● TASK DETAILS
Select every line holding the word "JSON" and copy it.

● ROWS
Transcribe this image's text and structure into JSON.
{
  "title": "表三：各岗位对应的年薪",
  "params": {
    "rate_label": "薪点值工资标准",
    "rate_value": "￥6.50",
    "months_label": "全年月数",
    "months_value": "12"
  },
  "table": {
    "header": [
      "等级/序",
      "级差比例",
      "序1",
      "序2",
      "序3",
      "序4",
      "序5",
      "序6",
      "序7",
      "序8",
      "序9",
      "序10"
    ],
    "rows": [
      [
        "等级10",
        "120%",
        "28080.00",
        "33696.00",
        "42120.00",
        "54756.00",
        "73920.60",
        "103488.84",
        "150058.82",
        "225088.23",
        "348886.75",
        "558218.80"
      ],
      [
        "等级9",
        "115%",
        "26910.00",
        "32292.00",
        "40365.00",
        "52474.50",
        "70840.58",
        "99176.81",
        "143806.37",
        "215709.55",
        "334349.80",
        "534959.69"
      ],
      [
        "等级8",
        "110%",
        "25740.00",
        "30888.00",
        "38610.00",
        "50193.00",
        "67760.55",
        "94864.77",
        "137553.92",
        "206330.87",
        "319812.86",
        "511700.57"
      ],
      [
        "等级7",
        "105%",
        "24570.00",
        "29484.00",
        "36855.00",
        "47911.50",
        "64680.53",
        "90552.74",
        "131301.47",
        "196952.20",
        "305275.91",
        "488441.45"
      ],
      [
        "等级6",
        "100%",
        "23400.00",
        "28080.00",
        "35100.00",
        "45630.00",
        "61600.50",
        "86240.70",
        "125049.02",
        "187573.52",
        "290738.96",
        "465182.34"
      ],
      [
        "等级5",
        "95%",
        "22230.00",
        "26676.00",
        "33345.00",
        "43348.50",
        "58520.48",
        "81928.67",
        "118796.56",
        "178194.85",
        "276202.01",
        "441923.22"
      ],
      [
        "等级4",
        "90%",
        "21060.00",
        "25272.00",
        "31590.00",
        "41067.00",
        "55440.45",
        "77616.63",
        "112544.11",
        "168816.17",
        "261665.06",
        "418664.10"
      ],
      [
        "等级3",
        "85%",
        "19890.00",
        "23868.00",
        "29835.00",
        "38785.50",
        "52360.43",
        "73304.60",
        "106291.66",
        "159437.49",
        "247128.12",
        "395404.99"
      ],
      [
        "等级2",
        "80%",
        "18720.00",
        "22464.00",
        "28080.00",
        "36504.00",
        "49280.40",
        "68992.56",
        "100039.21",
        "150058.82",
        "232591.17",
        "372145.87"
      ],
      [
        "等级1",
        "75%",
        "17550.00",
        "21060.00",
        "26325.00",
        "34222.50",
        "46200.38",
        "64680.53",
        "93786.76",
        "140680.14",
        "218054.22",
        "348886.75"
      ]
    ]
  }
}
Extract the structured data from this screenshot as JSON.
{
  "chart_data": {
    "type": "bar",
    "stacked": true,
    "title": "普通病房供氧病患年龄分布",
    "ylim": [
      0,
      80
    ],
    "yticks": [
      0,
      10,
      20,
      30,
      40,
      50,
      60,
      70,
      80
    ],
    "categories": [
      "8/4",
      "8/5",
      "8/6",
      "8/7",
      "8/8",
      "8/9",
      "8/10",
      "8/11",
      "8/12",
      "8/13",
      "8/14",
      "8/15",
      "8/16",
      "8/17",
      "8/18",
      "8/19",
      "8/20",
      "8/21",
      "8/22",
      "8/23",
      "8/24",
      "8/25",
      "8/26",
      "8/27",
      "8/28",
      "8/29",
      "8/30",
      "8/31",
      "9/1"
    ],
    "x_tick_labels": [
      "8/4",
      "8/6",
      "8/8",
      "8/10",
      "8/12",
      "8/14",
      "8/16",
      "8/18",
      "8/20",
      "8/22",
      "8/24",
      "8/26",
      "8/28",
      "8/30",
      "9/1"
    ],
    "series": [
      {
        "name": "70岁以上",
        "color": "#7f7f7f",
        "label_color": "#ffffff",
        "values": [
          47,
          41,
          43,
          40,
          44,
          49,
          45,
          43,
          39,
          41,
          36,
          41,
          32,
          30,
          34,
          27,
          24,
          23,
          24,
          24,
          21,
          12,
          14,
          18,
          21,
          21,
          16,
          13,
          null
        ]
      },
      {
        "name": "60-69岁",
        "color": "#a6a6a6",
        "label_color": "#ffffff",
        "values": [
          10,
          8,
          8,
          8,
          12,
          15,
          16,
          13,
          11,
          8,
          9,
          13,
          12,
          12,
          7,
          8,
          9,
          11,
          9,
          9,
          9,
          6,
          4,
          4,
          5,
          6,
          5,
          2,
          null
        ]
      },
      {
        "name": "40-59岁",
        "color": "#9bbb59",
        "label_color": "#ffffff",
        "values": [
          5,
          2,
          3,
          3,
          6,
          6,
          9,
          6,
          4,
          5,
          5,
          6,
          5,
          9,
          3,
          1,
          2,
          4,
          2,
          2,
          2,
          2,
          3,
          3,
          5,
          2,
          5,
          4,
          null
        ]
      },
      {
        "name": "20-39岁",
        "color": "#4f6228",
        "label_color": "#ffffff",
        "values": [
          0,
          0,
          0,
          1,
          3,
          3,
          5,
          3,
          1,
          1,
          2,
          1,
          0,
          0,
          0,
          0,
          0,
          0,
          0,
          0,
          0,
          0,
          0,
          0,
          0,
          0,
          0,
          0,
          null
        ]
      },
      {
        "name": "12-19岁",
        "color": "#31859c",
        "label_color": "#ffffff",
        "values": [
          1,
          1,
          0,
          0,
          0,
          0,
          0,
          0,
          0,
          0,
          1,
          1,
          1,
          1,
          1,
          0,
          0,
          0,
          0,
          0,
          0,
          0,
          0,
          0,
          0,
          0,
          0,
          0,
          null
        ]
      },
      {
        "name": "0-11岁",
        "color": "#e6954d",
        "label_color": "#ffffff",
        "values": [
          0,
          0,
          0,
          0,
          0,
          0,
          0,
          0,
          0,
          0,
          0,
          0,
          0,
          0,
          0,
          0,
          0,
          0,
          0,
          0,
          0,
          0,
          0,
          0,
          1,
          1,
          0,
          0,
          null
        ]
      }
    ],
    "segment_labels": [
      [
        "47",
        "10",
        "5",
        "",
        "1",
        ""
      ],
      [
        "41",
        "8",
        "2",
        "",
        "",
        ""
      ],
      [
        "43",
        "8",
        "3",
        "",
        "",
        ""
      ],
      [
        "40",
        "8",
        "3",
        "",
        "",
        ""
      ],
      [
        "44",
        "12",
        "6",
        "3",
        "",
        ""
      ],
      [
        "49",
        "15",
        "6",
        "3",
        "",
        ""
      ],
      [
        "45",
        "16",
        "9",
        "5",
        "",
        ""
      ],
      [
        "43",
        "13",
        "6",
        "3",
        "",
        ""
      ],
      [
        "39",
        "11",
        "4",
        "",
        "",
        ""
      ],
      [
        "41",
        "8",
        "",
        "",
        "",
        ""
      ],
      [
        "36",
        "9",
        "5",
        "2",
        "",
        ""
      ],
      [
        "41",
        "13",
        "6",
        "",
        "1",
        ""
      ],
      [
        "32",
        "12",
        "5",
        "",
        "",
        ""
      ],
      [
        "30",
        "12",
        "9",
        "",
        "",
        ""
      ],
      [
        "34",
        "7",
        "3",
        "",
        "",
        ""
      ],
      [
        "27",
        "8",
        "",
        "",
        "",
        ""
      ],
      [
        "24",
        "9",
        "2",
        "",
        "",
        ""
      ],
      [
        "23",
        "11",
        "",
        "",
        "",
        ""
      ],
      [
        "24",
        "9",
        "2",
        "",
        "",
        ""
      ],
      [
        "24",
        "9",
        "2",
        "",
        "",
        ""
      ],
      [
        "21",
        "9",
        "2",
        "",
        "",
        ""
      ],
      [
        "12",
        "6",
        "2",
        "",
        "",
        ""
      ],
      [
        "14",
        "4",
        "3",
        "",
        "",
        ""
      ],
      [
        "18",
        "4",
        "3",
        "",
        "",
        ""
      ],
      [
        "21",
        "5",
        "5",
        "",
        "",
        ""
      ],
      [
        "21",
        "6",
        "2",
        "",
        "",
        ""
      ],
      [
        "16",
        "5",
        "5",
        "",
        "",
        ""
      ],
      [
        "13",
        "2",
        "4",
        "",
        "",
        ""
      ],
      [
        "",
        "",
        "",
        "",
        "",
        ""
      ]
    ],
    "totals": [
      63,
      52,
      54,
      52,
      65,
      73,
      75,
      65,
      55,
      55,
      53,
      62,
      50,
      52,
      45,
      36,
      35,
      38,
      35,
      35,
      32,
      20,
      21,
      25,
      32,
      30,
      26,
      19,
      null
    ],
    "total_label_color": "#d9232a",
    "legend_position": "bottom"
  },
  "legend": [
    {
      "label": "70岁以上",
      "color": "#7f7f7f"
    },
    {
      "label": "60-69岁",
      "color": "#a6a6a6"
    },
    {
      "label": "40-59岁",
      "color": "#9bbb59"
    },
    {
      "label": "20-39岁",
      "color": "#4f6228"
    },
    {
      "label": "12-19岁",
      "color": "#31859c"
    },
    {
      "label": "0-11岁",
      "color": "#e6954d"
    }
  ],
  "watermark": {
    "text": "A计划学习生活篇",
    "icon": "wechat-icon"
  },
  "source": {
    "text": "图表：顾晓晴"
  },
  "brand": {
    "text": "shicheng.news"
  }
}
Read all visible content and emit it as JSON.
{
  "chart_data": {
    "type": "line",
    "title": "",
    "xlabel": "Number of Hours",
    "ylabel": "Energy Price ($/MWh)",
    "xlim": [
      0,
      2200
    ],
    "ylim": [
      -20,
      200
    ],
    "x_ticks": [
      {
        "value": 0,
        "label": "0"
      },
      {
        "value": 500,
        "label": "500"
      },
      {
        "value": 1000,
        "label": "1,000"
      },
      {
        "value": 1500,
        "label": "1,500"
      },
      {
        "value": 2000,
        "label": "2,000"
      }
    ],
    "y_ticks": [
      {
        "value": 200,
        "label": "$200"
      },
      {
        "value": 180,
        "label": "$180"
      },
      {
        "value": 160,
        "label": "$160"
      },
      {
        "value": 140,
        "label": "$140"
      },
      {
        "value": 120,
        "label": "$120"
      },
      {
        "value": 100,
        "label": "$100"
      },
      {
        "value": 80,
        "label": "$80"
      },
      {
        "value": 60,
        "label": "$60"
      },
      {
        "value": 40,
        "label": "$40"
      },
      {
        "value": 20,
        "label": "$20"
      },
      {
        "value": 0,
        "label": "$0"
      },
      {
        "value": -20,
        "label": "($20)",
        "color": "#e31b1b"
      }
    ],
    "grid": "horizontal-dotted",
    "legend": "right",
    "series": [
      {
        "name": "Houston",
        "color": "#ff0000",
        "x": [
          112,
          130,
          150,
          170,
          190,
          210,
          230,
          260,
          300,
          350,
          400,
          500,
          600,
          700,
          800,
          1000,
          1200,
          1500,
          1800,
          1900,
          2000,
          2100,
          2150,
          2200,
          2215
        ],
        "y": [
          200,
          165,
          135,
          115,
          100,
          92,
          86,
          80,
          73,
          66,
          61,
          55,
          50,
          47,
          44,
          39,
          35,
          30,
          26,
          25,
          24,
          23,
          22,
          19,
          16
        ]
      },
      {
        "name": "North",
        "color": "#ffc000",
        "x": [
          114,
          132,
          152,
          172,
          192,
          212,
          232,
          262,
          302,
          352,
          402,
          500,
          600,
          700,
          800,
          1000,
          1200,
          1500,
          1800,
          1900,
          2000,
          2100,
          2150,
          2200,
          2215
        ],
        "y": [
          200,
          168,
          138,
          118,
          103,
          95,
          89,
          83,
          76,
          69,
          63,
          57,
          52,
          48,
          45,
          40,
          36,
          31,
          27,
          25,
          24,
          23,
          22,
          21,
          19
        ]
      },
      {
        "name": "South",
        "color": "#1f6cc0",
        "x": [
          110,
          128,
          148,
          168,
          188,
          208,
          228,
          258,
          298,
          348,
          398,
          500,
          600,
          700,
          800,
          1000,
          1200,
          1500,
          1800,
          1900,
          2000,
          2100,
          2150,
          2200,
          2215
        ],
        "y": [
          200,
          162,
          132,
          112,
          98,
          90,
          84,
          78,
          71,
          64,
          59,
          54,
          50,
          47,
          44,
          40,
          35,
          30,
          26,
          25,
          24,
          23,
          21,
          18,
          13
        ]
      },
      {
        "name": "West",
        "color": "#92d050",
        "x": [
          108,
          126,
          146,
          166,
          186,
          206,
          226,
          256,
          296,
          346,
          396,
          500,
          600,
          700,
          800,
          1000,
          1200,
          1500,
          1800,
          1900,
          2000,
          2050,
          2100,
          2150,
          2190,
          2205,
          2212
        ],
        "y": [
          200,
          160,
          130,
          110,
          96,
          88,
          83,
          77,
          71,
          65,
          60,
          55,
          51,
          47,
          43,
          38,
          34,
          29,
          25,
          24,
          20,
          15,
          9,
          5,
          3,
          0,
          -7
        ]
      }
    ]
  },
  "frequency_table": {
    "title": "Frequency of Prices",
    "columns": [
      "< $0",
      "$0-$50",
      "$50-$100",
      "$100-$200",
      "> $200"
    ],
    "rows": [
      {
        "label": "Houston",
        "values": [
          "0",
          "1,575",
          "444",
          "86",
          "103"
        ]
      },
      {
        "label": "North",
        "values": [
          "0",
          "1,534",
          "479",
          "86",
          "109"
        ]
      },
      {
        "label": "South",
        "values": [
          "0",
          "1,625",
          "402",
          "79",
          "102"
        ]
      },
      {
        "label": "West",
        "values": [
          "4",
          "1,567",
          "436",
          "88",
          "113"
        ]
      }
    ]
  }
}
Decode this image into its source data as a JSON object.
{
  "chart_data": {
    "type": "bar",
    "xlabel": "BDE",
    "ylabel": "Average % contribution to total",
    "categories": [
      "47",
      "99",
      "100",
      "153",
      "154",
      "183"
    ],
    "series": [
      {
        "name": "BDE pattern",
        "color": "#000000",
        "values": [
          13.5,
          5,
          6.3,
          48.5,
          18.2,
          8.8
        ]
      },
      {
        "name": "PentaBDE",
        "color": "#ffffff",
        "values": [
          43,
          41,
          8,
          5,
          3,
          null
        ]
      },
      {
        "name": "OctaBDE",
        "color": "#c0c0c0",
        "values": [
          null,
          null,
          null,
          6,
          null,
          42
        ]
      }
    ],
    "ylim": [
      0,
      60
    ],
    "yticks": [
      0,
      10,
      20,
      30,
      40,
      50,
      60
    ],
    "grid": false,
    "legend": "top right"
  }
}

● WRITTEN RESPONSE
Transcribe this image's text and structure into JSON.
Extract the structured data from this screenshot as JSON.
Read all visible content and emit it as JSON.
Decode this image into its source data as a JSON object.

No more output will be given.